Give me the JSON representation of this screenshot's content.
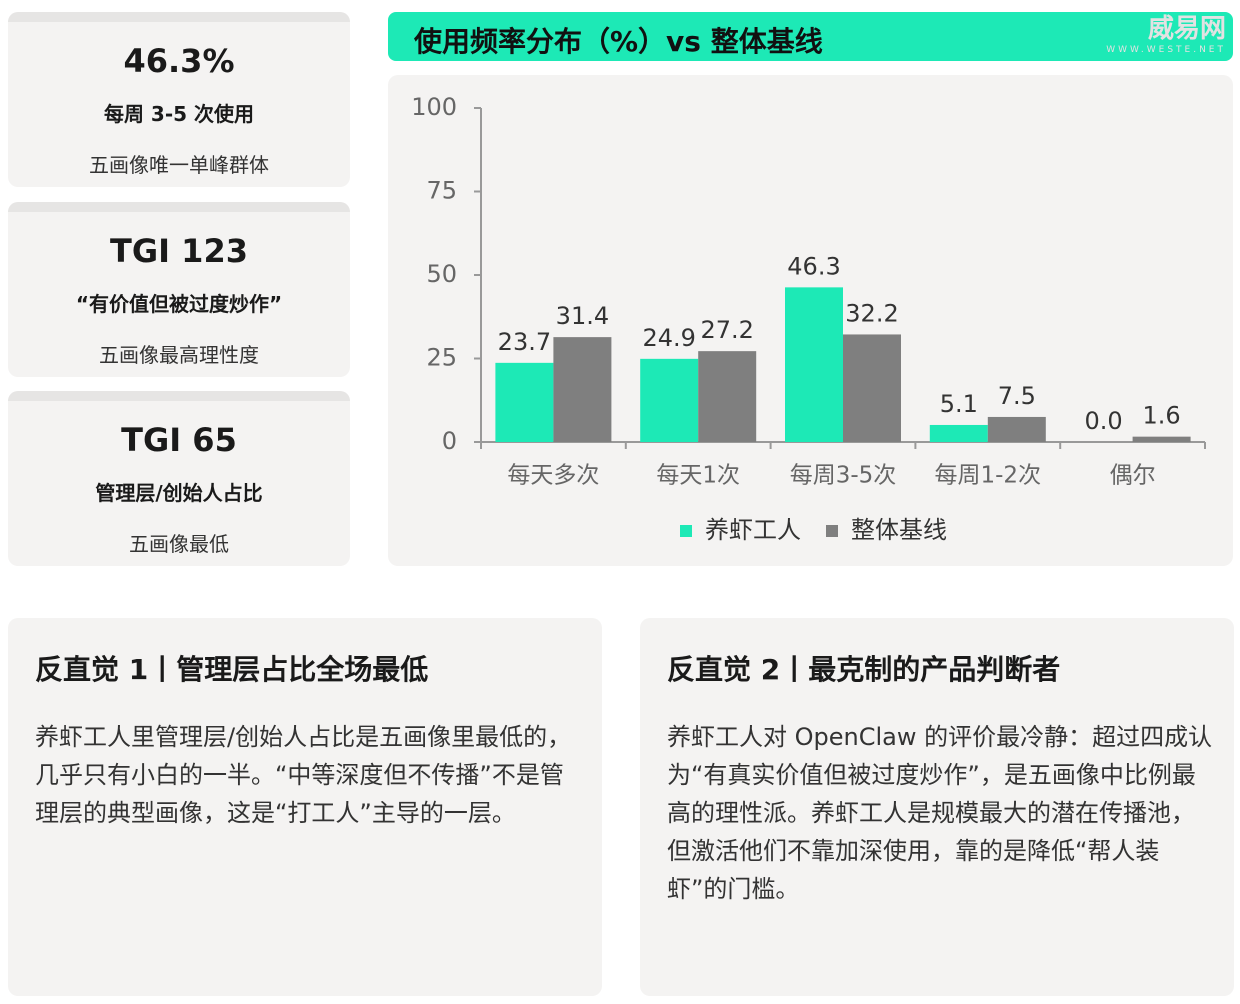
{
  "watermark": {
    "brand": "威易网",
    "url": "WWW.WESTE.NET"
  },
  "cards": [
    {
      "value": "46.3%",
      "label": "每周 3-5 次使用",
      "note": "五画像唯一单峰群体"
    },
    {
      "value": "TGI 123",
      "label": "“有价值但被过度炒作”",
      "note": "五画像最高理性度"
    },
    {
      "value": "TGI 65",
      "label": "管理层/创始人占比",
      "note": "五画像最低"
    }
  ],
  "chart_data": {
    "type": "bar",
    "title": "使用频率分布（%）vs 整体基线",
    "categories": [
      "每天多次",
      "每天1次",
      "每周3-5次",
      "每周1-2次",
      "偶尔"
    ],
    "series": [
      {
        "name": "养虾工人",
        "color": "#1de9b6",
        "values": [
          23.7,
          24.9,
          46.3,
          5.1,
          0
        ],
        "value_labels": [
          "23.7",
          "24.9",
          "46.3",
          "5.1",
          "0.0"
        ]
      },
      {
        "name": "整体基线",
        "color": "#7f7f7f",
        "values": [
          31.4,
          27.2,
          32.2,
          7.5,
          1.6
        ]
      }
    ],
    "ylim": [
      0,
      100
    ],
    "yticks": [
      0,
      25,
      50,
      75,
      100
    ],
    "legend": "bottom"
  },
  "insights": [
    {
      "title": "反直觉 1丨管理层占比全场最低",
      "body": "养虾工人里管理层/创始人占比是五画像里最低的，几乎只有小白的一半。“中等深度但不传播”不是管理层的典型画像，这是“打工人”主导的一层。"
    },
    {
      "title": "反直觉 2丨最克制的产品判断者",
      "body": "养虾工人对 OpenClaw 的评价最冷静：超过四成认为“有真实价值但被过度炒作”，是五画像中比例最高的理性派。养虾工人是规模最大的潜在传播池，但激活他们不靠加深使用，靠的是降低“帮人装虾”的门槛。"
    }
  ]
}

----------------

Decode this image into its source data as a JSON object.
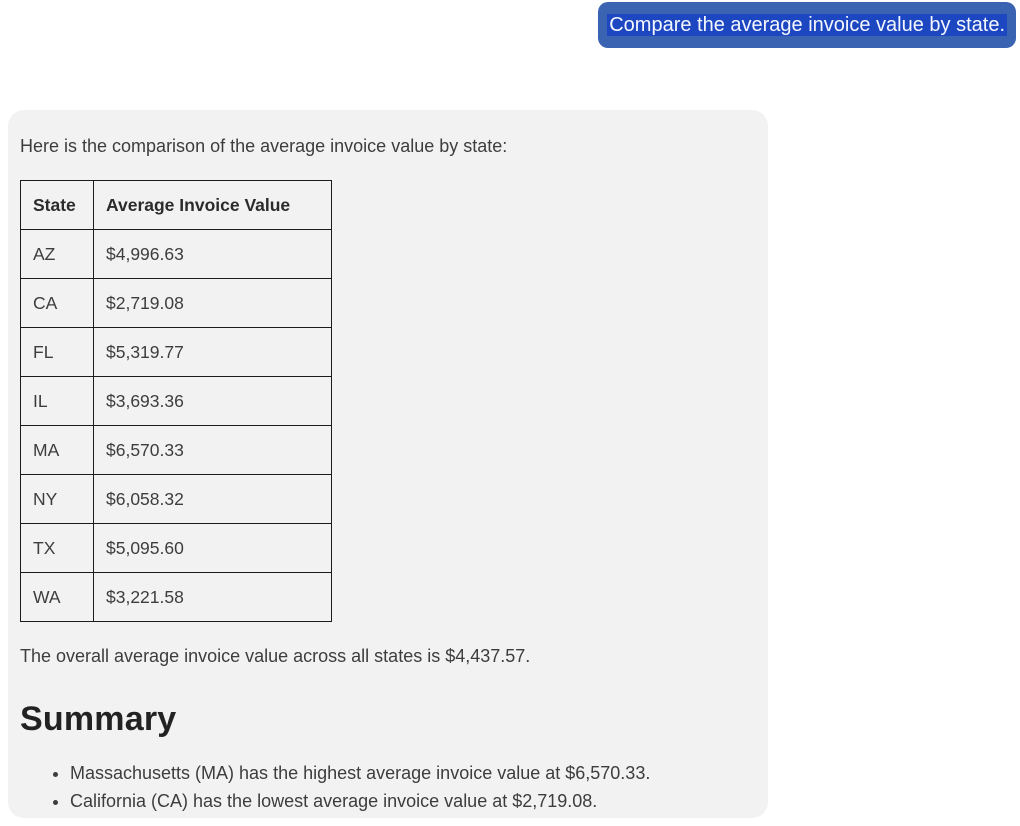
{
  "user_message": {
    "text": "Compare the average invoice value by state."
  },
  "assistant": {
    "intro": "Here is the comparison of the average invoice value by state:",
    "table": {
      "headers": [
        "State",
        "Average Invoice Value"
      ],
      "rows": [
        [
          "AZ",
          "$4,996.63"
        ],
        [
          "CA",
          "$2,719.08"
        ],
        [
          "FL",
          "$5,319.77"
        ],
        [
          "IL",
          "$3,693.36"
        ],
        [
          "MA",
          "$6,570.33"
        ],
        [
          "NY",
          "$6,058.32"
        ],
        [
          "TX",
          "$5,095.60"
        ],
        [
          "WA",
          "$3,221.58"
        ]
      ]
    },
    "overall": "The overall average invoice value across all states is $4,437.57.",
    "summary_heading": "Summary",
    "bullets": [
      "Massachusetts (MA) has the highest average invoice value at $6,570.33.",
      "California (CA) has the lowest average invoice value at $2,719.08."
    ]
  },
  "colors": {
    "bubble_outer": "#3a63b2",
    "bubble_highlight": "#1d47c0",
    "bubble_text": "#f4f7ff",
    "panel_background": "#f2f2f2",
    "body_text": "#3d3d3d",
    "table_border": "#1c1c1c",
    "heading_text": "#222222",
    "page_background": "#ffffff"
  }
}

----------------

### EXERCISE OBJECTIVE
Pick out the lines above containing the word "JSON", then copy them.

### THE ANSWER
Give me the JSON representation of this screenshot's content.
Decode this image into its source data as a JSON object.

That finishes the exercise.